**What you will do**
Using the records below, count the lines with "frac" in them. Give the number only.

(Data records)
* * *
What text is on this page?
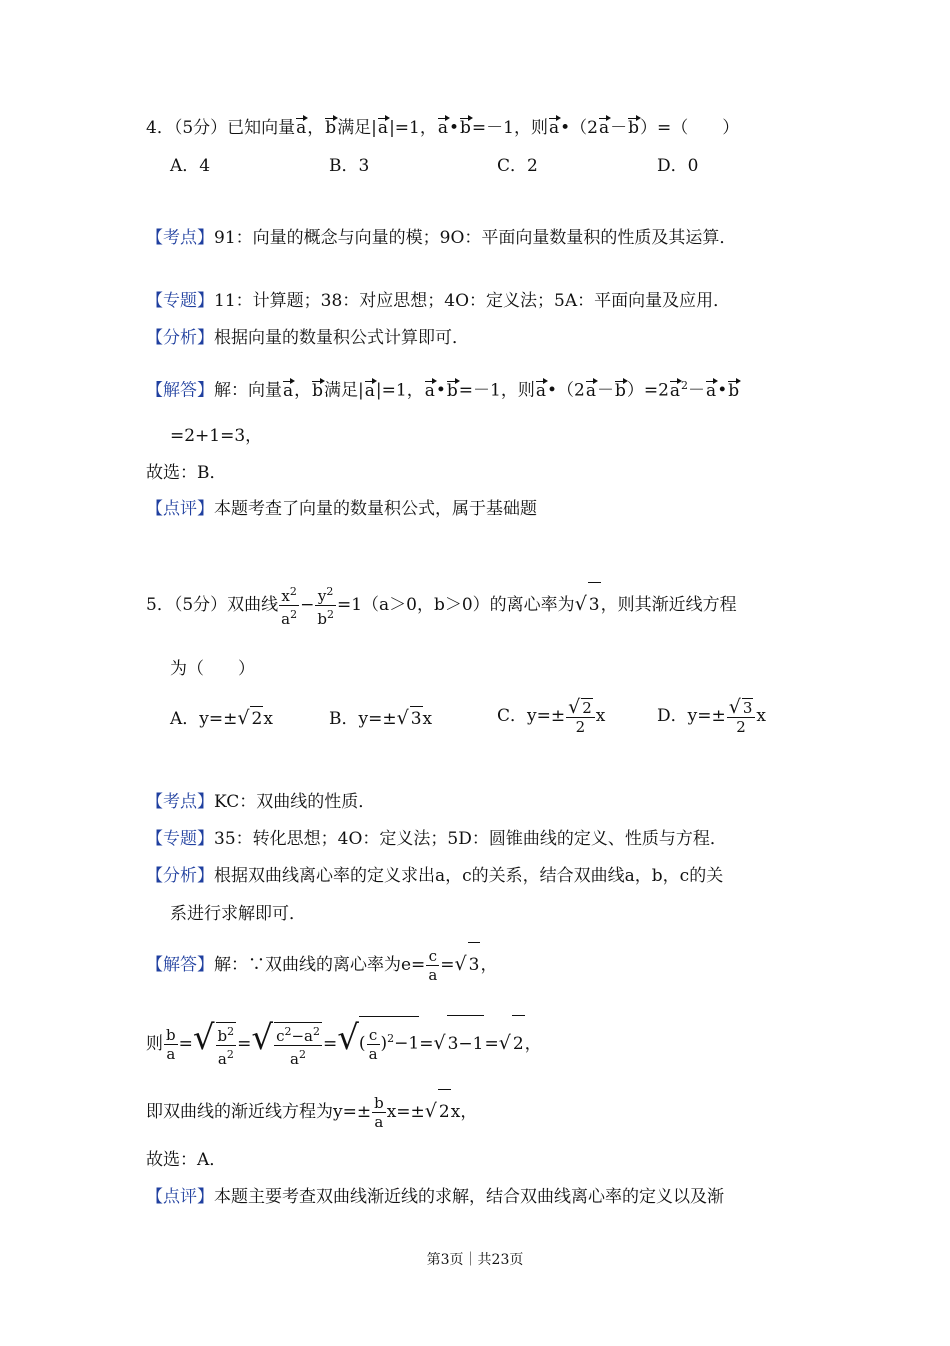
4．（5分）已知向量a，b满足|a|=1，a•b=－1，则a•（2a－b）=（　　）
A．4	B．3	C．2	D．0
【考点】91：向量的概念与向量的模；9O：平面向量数量积的性质及其运算．
【专题】11：计算题；38：对应思想；4O：定义法；5A：平面向量及应用．
【分析】根据向量的数量积公式计算即可．
【解答】解：向量a，b满足|a|=1，a•b=－1，则$a•(2a-b)=2a^2-a•b$
=2+1=3，
故选：B．
【点评】本题考查了向量的数量积公式，属于基础题
5．（5分）双曲线 $\frac{x^2}{a^2} - \frac{y^2}{b^2} =1(a>0$，b＞0）的离心率为√ 3，则其渐近线方程
为（　　）
A．y=±√ 2x	B．y=±√ 3x	C．$y=\pm \frac{√ 2}{2}$ x	D．$y=\pm \frac{√ 3}{2}$ x
【考点】KC：双曲线的性质．
【专题】35：转化思想；4O：定义法；5D：圆锥曲线的定义、性质与方程．
【分析】根据双曲线离心率的定义求出a，c的关系，结合双曲线a，b，c的关
系进行求解即可．
【解答】解：∵双曲线的离心率为$e= \frac{c}{a}$ =√ 3，
则 $\frac{b}{a}$ =√ $\frac{b^2}{a^2}$ =√ $\frac{c^2-a^2}{a^2}$ =√( $\frac{c}{a} )^2-1=√$ 3−1=√ 2，
即双曲线的渐近线方程为$y=\pm \frac{b}{a} x=\pm√$ 2x，
故选：A．
【点评】本题主要考查双曲线渐近线的求解，结合双曲线离心率的定义以及渐
第3页｜共23页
* * *
**Answer to the task**
5